- **GOAL**: In the material below, find all lines with the string "coordinate" and copy them.

═══

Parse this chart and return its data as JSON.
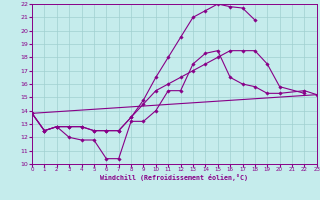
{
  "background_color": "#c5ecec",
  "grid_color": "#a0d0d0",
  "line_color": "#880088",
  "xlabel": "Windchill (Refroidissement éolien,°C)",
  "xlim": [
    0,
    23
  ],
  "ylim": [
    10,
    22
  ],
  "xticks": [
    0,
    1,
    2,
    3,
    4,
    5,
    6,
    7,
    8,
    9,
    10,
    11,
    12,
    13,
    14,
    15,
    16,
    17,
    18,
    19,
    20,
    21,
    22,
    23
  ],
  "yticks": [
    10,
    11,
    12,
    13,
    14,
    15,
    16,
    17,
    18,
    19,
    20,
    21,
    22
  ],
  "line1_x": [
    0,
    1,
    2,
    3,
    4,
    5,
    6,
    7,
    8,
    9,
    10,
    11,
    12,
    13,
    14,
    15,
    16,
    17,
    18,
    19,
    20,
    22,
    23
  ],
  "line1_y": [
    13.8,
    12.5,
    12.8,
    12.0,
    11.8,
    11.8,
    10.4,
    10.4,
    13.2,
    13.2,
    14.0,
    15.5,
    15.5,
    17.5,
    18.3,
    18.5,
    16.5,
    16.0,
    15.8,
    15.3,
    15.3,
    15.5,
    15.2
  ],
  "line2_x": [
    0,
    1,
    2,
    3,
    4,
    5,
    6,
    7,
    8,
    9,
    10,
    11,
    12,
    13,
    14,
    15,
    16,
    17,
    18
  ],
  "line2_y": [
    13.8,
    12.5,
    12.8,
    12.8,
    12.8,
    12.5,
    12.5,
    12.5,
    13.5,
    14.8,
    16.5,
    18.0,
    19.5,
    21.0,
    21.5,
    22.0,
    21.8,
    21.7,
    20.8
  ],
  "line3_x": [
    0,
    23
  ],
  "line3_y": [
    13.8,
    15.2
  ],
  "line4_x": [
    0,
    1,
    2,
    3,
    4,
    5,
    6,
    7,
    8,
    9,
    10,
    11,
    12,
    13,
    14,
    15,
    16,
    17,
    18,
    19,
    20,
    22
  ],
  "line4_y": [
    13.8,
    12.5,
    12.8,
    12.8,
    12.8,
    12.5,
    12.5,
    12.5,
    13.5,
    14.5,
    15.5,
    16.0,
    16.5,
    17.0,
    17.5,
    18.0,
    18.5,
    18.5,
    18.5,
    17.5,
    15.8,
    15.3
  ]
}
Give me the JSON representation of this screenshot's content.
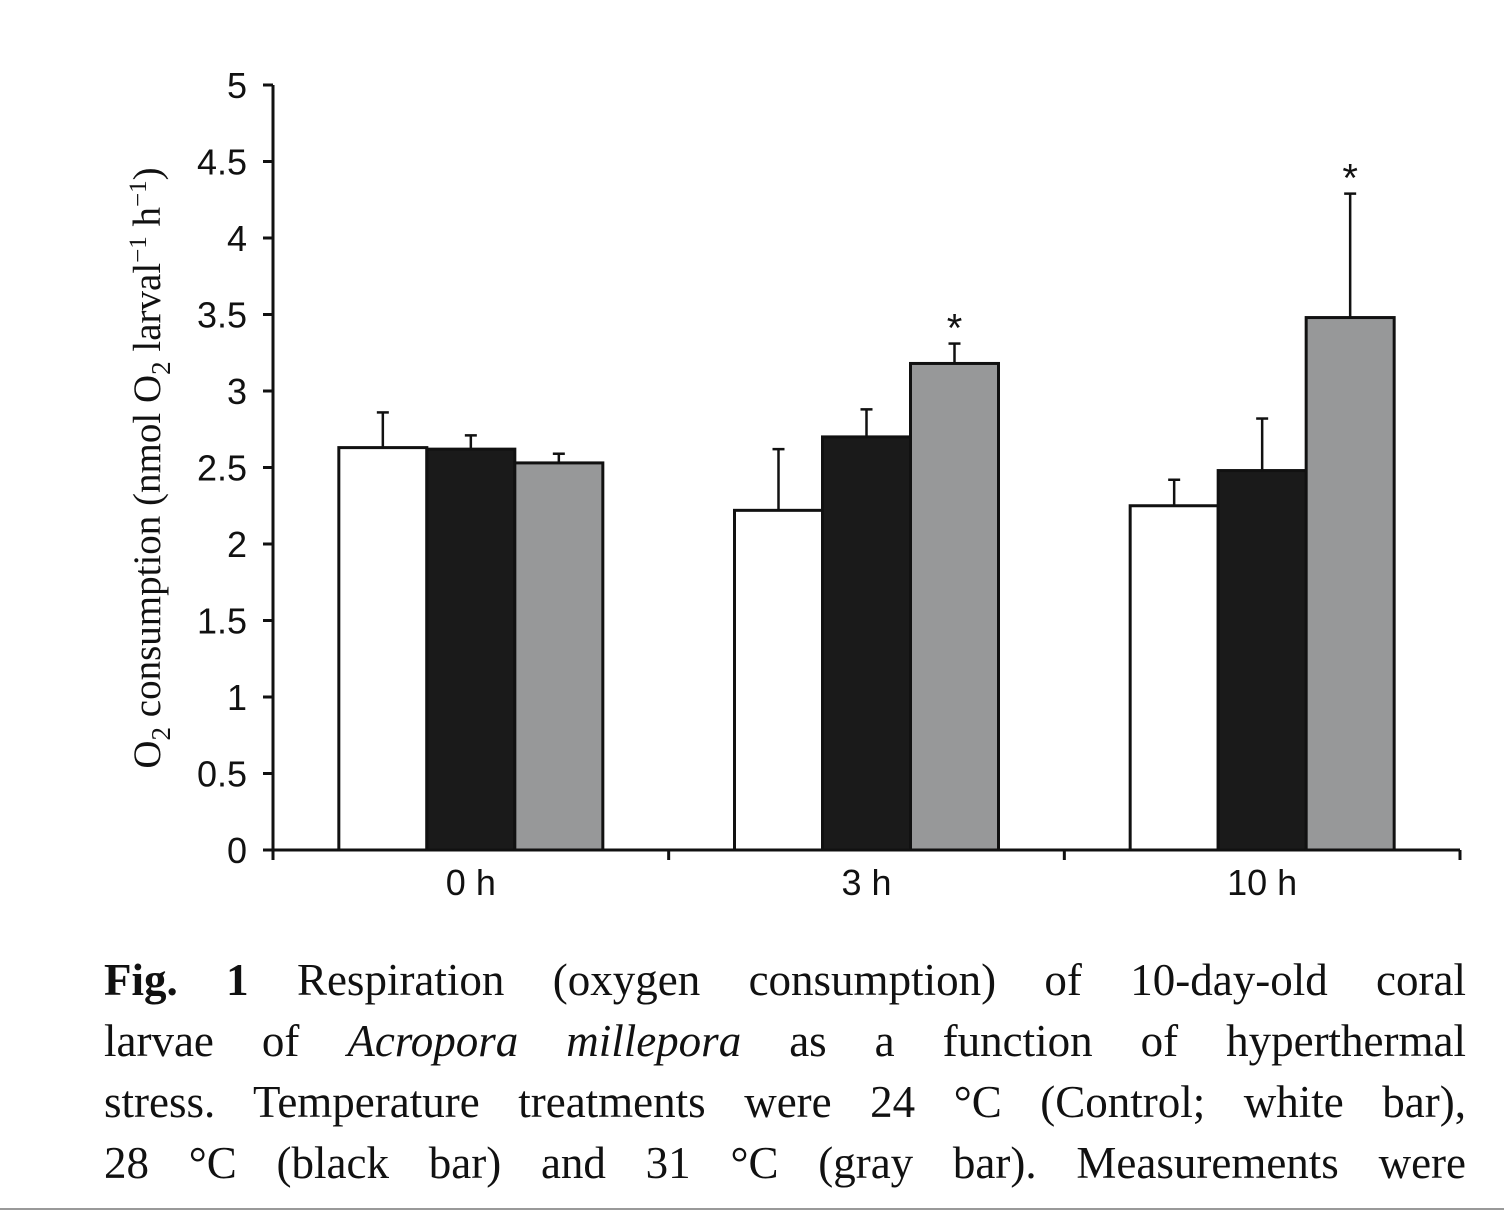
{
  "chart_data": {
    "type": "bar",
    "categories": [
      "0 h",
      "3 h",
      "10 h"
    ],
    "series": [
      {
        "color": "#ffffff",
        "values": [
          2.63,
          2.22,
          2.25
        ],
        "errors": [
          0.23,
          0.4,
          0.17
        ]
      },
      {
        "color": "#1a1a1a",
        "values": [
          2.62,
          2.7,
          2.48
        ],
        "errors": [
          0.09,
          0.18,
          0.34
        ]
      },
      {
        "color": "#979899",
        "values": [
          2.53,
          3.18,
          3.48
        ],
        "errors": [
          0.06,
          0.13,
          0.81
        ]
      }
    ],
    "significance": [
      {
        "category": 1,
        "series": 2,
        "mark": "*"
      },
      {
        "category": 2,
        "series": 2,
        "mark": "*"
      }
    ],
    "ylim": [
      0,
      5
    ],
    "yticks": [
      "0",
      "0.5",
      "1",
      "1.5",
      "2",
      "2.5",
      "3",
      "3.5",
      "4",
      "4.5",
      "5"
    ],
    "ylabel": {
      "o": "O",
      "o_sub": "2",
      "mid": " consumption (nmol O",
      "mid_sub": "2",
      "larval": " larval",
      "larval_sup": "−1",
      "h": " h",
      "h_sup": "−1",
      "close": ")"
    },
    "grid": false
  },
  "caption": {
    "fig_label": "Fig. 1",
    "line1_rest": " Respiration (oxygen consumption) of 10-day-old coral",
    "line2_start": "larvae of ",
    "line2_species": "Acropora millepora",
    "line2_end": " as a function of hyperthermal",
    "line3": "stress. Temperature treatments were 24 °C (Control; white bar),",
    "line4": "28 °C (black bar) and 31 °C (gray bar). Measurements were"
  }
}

═══

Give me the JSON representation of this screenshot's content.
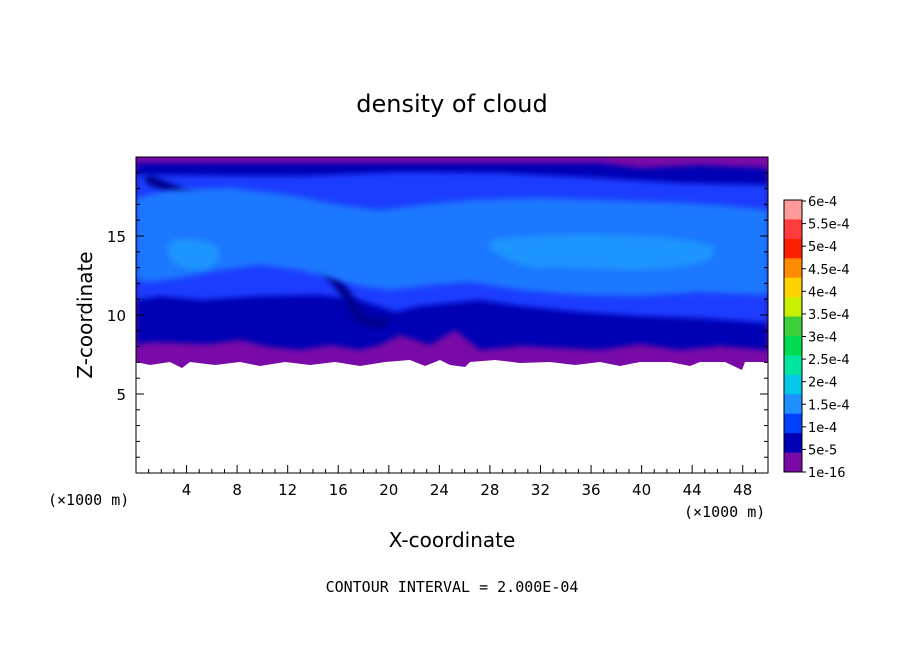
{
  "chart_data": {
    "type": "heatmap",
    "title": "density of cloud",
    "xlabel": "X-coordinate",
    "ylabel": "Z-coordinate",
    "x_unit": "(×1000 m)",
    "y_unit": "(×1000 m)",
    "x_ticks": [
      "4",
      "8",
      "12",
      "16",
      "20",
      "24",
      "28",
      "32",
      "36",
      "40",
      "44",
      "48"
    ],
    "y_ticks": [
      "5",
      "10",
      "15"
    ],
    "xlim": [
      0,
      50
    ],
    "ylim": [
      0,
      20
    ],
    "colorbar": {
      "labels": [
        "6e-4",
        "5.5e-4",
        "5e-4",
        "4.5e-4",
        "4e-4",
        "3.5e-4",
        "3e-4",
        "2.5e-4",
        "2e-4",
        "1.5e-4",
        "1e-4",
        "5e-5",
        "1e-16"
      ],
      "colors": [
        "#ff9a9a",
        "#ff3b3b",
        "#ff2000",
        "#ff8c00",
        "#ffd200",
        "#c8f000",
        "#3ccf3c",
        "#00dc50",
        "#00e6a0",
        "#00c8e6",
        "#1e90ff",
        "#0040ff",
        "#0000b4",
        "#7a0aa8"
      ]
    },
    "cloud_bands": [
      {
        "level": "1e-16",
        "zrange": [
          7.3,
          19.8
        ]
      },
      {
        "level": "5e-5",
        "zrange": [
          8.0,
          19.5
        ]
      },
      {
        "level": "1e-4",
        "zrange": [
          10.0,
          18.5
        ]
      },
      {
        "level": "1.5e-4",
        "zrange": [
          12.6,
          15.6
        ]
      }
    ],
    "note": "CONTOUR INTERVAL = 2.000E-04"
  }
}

═══

- **THE ANSWER**:
    "xlabel": "X-coordinate",
    "ylabel": "Z-coordinate",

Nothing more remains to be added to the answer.